=== What is being asked ===
State how many lines in the rows below contain the string "wheel", matching case exactly, and give only that number.

=== Exercise inputs ===
:::

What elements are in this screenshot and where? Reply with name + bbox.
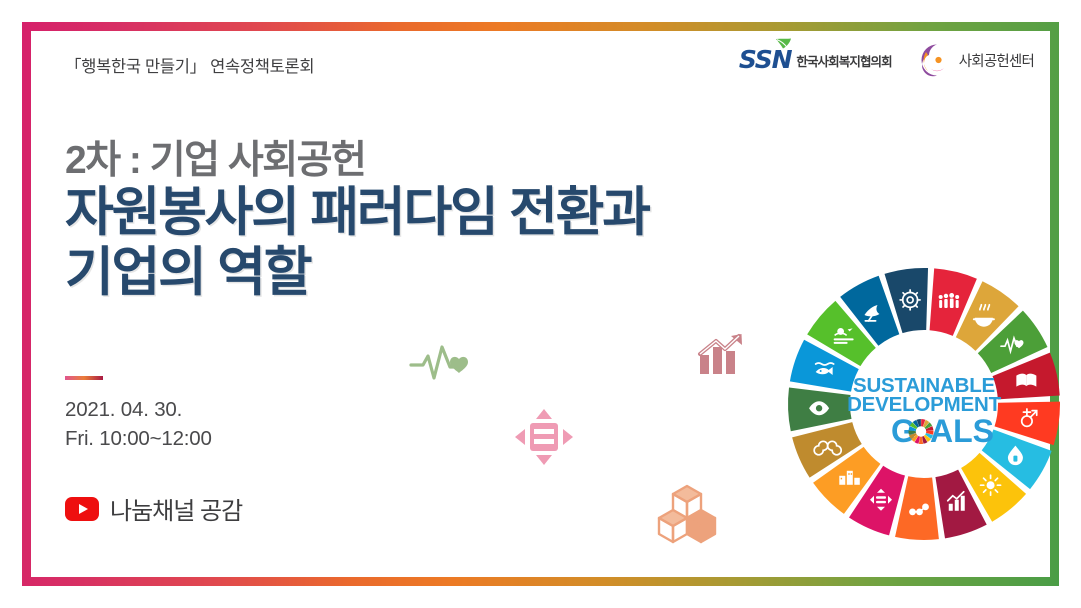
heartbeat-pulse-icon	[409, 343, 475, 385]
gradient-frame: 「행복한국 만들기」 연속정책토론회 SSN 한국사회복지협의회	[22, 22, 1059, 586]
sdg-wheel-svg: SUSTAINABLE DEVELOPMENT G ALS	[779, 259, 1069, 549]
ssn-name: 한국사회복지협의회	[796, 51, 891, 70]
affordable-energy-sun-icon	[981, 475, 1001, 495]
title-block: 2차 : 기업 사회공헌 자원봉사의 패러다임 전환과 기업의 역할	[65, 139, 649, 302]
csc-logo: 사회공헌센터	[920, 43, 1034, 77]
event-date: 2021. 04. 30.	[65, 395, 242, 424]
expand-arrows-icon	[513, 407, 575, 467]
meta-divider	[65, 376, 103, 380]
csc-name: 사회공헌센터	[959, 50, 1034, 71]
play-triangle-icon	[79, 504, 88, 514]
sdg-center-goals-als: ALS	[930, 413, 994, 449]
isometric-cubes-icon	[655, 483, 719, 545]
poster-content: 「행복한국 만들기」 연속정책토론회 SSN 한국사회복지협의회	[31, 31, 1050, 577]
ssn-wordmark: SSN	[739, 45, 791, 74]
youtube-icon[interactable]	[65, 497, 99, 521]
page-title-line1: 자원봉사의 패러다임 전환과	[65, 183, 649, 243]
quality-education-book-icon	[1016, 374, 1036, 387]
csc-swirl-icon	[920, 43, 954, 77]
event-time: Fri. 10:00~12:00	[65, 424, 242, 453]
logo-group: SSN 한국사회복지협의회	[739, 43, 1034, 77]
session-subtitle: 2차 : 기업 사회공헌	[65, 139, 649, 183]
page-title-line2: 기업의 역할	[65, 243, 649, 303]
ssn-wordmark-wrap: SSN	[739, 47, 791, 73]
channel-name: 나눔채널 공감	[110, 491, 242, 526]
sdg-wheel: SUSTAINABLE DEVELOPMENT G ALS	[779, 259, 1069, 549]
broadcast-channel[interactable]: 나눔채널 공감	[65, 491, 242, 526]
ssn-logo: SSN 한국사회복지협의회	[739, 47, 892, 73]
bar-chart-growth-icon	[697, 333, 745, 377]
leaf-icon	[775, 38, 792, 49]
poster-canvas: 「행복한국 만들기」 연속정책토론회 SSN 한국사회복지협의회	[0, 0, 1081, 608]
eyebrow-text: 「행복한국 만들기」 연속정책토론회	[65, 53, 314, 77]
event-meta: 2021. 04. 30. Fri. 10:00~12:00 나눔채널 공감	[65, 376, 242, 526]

:::

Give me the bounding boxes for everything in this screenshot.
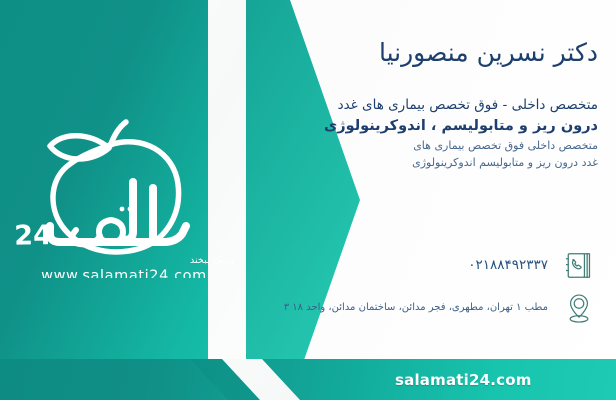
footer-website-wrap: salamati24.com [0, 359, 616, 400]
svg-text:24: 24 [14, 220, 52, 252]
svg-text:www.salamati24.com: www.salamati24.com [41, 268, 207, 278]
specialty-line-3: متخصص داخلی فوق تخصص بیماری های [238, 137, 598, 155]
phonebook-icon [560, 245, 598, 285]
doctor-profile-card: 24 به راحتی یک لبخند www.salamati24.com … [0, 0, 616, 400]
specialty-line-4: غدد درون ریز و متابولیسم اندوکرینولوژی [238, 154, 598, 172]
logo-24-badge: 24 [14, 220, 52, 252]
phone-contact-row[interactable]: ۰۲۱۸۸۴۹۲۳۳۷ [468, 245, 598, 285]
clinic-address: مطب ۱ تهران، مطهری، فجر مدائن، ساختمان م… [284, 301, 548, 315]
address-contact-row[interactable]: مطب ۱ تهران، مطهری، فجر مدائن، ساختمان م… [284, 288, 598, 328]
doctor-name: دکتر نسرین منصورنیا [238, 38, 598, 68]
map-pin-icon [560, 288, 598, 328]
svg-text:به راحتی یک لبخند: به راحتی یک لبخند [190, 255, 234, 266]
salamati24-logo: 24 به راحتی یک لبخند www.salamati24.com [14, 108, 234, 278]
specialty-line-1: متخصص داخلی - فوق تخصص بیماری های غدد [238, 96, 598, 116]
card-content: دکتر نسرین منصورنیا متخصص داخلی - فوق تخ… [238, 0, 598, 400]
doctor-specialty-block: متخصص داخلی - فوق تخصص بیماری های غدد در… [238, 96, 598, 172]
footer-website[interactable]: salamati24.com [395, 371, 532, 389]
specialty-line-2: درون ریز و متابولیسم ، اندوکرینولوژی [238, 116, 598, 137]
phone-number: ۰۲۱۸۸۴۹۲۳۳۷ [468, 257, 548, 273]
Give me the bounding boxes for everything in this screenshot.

:::

=== Task result ===
2